[Begin Extracted text]

Kafka on the Shore, by Haruki Murakami

Excerpt
Kafka sits in a chair by the shore,
Thinking for the pendulum that moves the world, it seems.
When your heart is closed,
The shadow of the unmoving Sphinx,

Becomes a knife that pierces your dreams.


The drowning girl's fingers

Search for the entrance stone, and more.
Lifting the hem of her azure dress,
She gazes --

At Kafka on the shore


A Brief Summary
This book follows the intertwining stories of 15-year-old runaway Kafka Tamura, as he tries to escape his Oedipal destiny, and elderly, mysteriously blank Tanaka, who is "not too bright" but has the uncanny ability to speak with cats. Already somehow connected on a metaphysical level, their destinies draw them both inexorably towards a library in the sea-side town Takamatsu and towards each other.

The Gay (SPOILERY)
One of my main reservations when beginning this book was that, well, I harbor a certain indifference towards the sexual fantasies and developments of fifteen-year-old heterosexual males. I have a younger brother, I saw enough of that at home. The story ended up winning me over quickly enough, but I was also pleasantly surprised by appearance of the transgendered character Oshima early in the book, as one of Kafka's first allies. Oshima is intriguing and androgynous and quite mysterious -- I was actually worried for awhile that he would turn out to be a vampire; this book is that weird -- and I thought the revelation of his secret was an especially lovely moment. He is never given a very large role, nor are we privy to many details of his personal life, but Oshima, with his penchant for reckless driving and philosophical musings, was one of my favorite characters in Kafka, and I was very pleased to see a positively presented, gay, FTM transperson in a book.

[End Extracted text]
[Begin Data shown]

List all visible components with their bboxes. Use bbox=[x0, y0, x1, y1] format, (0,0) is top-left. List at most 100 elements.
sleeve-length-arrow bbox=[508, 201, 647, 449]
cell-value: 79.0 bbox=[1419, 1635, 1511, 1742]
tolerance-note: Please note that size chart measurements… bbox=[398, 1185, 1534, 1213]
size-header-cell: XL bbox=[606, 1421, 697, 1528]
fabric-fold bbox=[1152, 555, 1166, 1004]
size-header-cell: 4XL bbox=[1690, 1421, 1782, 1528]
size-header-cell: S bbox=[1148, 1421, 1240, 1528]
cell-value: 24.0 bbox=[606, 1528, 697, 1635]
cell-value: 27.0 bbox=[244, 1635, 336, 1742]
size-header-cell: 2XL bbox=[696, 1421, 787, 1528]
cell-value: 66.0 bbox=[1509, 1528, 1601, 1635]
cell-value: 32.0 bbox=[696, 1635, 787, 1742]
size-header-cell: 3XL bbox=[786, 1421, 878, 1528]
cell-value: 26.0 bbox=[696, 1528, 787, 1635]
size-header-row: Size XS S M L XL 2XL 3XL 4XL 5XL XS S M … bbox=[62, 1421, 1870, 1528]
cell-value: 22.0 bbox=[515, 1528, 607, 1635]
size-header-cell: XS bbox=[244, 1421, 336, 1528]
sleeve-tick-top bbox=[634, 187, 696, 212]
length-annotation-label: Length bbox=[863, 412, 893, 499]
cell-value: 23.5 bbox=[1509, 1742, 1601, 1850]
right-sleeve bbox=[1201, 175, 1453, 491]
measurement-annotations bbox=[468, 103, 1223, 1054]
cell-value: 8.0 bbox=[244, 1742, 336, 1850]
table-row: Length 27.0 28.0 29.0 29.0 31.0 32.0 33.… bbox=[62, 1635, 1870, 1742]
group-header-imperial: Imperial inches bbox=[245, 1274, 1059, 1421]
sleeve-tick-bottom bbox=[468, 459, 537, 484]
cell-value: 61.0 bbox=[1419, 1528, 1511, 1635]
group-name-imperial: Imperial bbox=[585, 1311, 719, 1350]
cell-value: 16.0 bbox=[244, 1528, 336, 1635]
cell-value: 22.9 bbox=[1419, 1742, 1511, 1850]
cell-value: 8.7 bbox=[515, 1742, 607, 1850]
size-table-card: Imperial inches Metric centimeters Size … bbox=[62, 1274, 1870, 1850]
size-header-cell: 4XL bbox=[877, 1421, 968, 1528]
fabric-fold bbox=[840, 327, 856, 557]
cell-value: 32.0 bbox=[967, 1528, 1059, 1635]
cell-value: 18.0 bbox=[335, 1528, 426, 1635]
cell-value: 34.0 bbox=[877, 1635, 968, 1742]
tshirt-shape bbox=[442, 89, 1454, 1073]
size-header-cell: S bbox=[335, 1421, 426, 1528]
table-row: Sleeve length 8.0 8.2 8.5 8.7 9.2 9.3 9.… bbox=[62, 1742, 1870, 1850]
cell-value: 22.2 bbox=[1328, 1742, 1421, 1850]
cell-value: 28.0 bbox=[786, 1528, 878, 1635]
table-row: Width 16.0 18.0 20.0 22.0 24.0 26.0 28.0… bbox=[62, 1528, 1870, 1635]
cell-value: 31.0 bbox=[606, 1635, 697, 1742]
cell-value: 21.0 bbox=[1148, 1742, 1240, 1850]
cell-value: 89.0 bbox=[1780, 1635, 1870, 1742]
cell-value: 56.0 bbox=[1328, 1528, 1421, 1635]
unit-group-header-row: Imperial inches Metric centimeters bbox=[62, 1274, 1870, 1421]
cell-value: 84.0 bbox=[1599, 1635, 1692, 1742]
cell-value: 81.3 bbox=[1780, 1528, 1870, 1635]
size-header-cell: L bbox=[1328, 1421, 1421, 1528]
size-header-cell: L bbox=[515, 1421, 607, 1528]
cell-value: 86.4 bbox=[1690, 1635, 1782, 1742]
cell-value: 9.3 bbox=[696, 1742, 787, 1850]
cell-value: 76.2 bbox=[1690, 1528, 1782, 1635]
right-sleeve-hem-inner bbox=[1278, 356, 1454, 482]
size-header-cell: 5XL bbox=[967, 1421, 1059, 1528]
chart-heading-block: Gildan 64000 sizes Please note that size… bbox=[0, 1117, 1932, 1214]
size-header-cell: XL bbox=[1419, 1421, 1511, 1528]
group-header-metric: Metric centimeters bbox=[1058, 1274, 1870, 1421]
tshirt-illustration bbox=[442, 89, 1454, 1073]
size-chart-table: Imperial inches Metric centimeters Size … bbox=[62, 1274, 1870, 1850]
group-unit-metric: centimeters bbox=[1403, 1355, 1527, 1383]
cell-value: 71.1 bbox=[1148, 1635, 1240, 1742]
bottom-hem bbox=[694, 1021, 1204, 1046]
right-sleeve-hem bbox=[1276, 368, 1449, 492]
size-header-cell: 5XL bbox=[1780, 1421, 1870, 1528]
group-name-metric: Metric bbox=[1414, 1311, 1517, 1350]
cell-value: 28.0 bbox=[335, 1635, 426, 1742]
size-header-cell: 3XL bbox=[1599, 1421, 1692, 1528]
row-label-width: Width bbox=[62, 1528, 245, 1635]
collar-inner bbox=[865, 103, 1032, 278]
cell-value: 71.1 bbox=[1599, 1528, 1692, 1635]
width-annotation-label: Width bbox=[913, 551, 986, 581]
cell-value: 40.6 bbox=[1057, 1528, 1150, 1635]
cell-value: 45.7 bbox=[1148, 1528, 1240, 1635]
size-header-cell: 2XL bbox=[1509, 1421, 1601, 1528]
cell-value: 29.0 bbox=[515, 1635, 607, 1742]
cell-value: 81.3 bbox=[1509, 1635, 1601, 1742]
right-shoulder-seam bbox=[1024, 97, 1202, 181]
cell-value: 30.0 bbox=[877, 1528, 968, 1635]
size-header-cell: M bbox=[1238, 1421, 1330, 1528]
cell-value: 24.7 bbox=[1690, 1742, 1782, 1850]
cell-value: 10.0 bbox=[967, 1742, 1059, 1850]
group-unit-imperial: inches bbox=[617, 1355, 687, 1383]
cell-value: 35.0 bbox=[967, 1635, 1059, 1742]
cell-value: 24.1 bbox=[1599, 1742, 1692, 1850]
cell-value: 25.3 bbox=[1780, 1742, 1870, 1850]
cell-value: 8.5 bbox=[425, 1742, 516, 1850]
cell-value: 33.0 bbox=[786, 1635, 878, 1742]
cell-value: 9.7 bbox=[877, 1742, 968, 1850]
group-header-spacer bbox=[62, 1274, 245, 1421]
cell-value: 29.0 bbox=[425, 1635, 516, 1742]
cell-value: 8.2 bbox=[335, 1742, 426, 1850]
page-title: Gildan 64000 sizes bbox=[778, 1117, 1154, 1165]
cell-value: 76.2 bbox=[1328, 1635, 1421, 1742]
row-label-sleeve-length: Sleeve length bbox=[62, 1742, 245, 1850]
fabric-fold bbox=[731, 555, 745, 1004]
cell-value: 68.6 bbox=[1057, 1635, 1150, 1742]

[End Data shown]

Set of tasks:
A - Copy the Kafka on the Shore review in full, with no changes.
B - Give again the part of the records that opens with the first line and closes with the line containing "cell-value: 26.0 bbox=[696, 1528, 787, 1635]", replacing "tolerance-note" with "disclaimer-note" and leaving everything else unchanged. Return only those lines.

Task solutions:
A -
Kafka on the Shore, by Haruki Murakami

Excerpt
Kafka sits in a chair by the shore,
Thinking for the pendulum that moves the world, it seems.
When your heart is closed,
The shadow of the unmoving Sphinx,

Becomes a knife that pierces your dreams.


The drowning girl's fingers

Search for the entrance stone, and more.
Lifting the hem of her azure dress,
She gazes --

At Kafka on the shore


A Brief Summary
This book follows the intertwining stories of 15-year-old runaway Kafka Tamura, as he tries to escape his Oedipal destiny, and elderly, mysteriously blank Tanaka, who is "not too bright" but has the uncanny ability to speak with cats. Already somehow connected on a metaphysical level, their destinies draw them both inexorably towards a library in the sea-side town Takamatsu and towards each other.

The Gay (SPOILERY)
One of my main reservations when beginning this book was that, well, I harbor a certain indifference towards the sexual fantasies and developments of fifteen-year-old heterosexual males. I have a younger brother, I saw enough of that at home. The story ended up winning me over quickly enough, but I was also pleasantly surprised by appearance of the transgendered character Oshima early in the book, as one of Kafka's first allies. Oshima is intriguing and androgynous and quite mysterious -- I was actually worried for awhile that he would turn out to be a vampire; this book is that weird -- and I thought the revelation of his secret was an especially lovely moment. He is never given a very large role, nor are we privy to many details of his personal life, but Oshima, with his penchant for reckless driving and philosophical musings, was one of my favorite characters in Kafka, and I was very pleased to see a positively presented, gay, FTM transperson in a book.

B -
List all visible components with their bboxes. Use bbox=[x0, y0, x1, y1] format, (0,0) is top-left. List at most 100 elements.
sleeve-length-arrow bbox=[508, 201, 647, 449]
cell-value: 79.0 bbox=[1419, 1635, 1511, 1742]
disclaimer-note: Please note that size chart measurements… bbox=[398, 1185, 1534, 1213]
size-header-cell: XL bbox=[606, 1421, 697, 1528]
fabric-fold bbox=[1152, 555, 1166, 1004]
size-header-cell: 4XL bbox=[1690, 1421, 1782, 1528]
size-header-cell: S bbox=[1148, 1421, 1240, 1528]
cell-value: 24.0 bbox=[606, 1528, 697, 1635]
cell-value: 27.0 bbox=[244, 1635, 336, 1742]
size-header-cell: 2XL bbox=[696, 1421, 787, 1528]
cell-value: 66.0 bbox=[1509, 1528, 1601, 1635]
cell-value: 32.0 bbox=[696, 1635, 787, 1742]
size-header-cell: 3XL bbox=[786, 1421, 878, 1528]
cell-value: 26.0 bbox=[696, 1528, 787, 1635]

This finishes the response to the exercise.